[The request]
Transcribe all of the records word for word, but omit the pictures.

=-=-=-=-=

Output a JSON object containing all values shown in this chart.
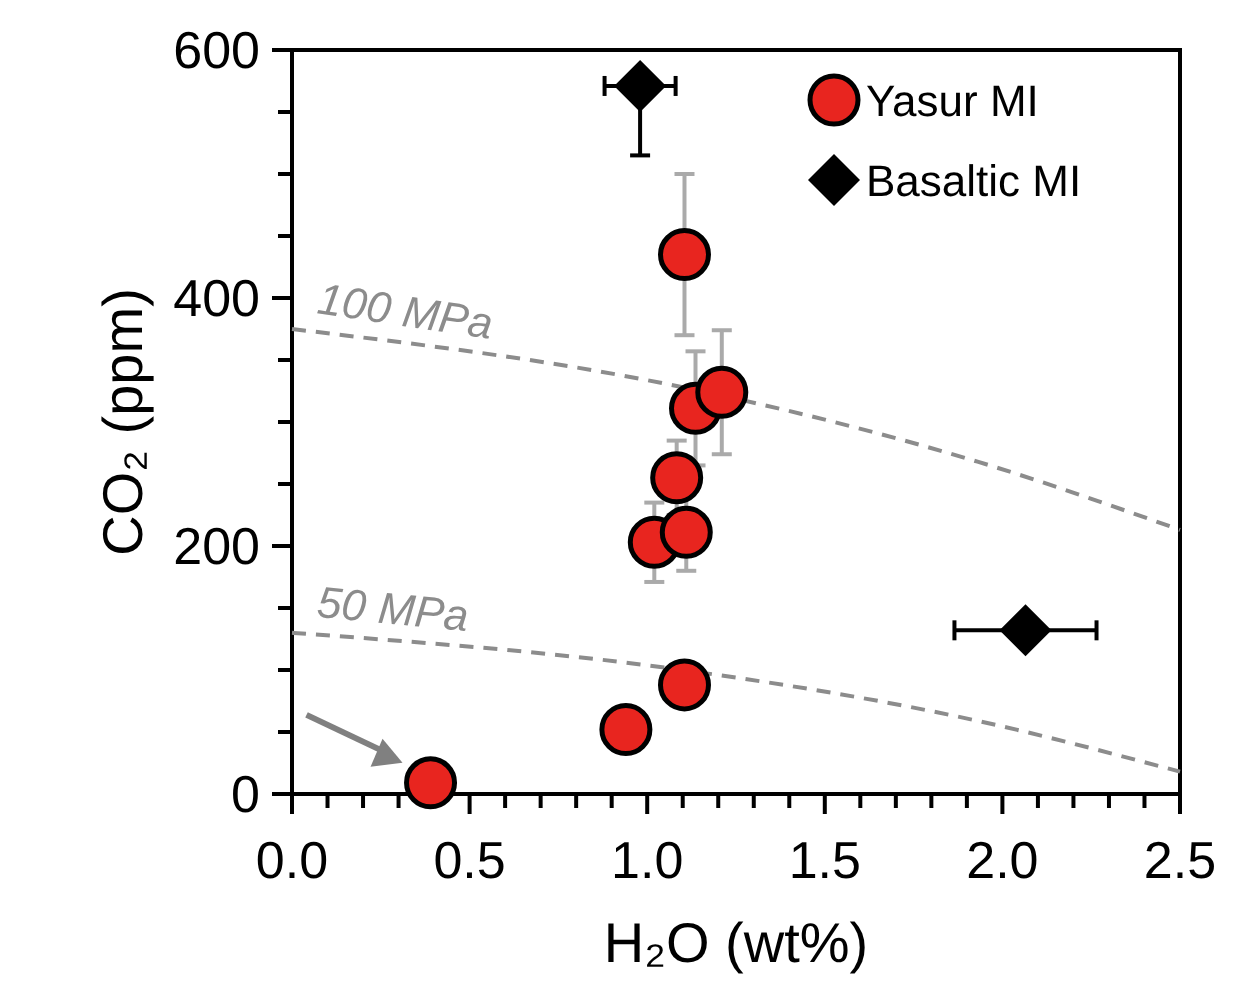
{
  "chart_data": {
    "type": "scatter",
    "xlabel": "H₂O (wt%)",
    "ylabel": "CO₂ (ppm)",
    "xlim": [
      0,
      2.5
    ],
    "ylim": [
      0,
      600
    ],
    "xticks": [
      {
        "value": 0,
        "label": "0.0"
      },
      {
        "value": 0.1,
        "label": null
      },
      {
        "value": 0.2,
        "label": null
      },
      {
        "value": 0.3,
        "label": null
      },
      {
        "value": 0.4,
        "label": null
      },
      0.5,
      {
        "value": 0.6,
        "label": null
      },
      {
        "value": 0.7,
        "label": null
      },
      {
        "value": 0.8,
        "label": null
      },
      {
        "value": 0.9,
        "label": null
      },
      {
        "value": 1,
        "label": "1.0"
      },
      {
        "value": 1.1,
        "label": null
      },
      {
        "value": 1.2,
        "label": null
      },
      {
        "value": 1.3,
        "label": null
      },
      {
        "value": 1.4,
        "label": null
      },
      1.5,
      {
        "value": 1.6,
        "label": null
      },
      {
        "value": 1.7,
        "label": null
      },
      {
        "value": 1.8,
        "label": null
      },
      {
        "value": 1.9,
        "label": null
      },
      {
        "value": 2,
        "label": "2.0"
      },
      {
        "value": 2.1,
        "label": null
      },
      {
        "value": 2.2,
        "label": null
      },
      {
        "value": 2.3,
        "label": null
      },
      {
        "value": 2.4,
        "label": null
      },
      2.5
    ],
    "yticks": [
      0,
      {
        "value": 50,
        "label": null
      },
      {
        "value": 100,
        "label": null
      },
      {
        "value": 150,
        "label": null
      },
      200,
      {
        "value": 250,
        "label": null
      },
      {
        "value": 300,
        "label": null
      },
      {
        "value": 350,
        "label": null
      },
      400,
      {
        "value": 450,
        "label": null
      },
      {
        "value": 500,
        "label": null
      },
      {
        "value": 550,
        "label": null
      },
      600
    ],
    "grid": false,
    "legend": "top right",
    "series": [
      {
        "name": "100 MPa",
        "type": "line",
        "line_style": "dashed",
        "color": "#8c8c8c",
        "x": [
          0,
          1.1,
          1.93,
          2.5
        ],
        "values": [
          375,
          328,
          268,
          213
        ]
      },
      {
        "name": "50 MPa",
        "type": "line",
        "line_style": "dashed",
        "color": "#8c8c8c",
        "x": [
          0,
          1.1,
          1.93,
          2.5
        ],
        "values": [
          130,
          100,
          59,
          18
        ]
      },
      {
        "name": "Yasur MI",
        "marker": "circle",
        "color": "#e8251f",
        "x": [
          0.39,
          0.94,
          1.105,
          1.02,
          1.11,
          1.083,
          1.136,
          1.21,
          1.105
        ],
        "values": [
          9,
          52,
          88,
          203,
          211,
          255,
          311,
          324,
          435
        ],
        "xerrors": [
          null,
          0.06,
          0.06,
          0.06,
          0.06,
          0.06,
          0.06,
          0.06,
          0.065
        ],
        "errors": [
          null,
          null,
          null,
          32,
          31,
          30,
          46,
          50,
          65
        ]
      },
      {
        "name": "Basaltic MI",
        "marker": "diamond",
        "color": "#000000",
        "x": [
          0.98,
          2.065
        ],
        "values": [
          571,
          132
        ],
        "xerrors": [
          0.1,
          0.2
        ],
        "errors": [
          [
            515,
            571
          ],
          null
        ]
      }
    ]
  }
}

=-=-=-=-=

[Expected output]
Output a JSON object containing all values shown in this chart.
{
  "chart_data": {
    "type": "scatter",
    "xlabel": "H₂O (wt%)",
    "ylabel": "CO₂ (ppm)",
    "xlim": [
      0,
      2.5
    ],
    "ylim": [
      0,
      600
    ],
    "xticks": [
      {
        "value": 0,
        "label": "0.0"
      },
      {
        "value": 0.1,
        "label": null
      },
      {
        "value": 0.2,
        "label": null
      },
      {
        "value": 0.3,
        "label": null
      },
      {
        "value": 0.4,
        "label": null
      },
      0.5,
      {
        "value": 0.6,
        "label": null
      },
      {
        "value": 0.7,
        "label": null
      },
      {
        "value": 0.8,
        "label": null
      },
      {
        "value": 0.9,
        "label": null
      },
      {
        "value": 1,
        "label": "1.0"
      },
      {
        "value": 1.1,
        "label": null
      },
      {
        "value": 1.2,
        "label": null
      },
      {
        "value": 1.3,
        "label": null
      },
      {
        "value": 1.4,
        "label": null
      },
      1.5,
      {
        "value": 1.6,
        "label": null
      },
      {
        "value": 1.7,
        "label": null
      },
      {
        "value": 1.8,
        "label": null
      },
      {
        "value": 1.9,
        "label": null
      },
      {
        "value": 2,
        "label": "2.0"
      },
      {
        "value": 2.1,
        "label": null
      },
      {
        "value": 2.2,
        "label": null
      },
      {
        "value": 2.3,
        "label": null
      },
      {
        "value": 2.4,
        "label": null
      },
      2.5
    ],
    "yticks": [
      0,
      {
        "value": 50,
        "label": null
      },
      {
        "value": 100,
        "label": null
      },
      {
        "value": 150,
        "label": null
      },
      200,
      {
        "value": 250,
        "label": null
      },
      {
        "value": 300,
        "label": null
      },
      {
        "value": 350,
        "label": null
      },
      400,
      {
        "value": 450,
        "label": null
      },
      {
        "value": 500,
        "label": null
      },
      {
        "value": 550,
        "label": null
      },
      600
    ],
    "grid": false,
    "legend": "top right",
    "series": [
      {
        "name": "100 MPa",
        "type": "line",
        "line_style": "dashed",
        "color": "#8c8c8c",
        "x": [
          0,
          1.1,
          1.93,
          2.5
        ],
        "values": [
          375,
          328,
          268,
          213
        ]
      },
      {
        "name": "50 MPa",
        "type": "line",
        "line_style": "dashed",
        "color": "#8c8c8c",
        "x": [
          0,
          1.1,
          1.93,
          2.5
        ],
        "values": [
          130,
          100,
          59,
          18
        ]
      },
      {
        "name": "Yasur MI",
        "marker": "circle",
        "color": "#e8251f",
        "x": [
          0.39,
          0.94,
          1.105,
          1.02,
          1.11,
          1.083,
          1.136,
          1.21,
          1.105
        ],
        "values": [
          9,
          52,
          88,
          203,
          211,
          255,
          311,
          324,
          435
        ],
        "xerrors": [
          null,
          0.06,
          0.06,
          0.06,
          0.06,
          0.06,
          0.06,
          0.06,
          0.065
        ],
        "errors": [
          null,
          null,
          null,
          32,
          31,
          30,
          46,
          50,
          65
        ]
      },
      {
        "name": "Basaltic MI",
        "marker": "diamond",
        "color": "#000000",
        "x": [
          0.98,
          2.065
        ],
        "values": [
          571,
          132
        ],
        "xerrors": [
          0.1,
          0.2
        ],
        "errors": [
          [
            515,
            571
          ],
          null
        ]
      }
    ]
  }
}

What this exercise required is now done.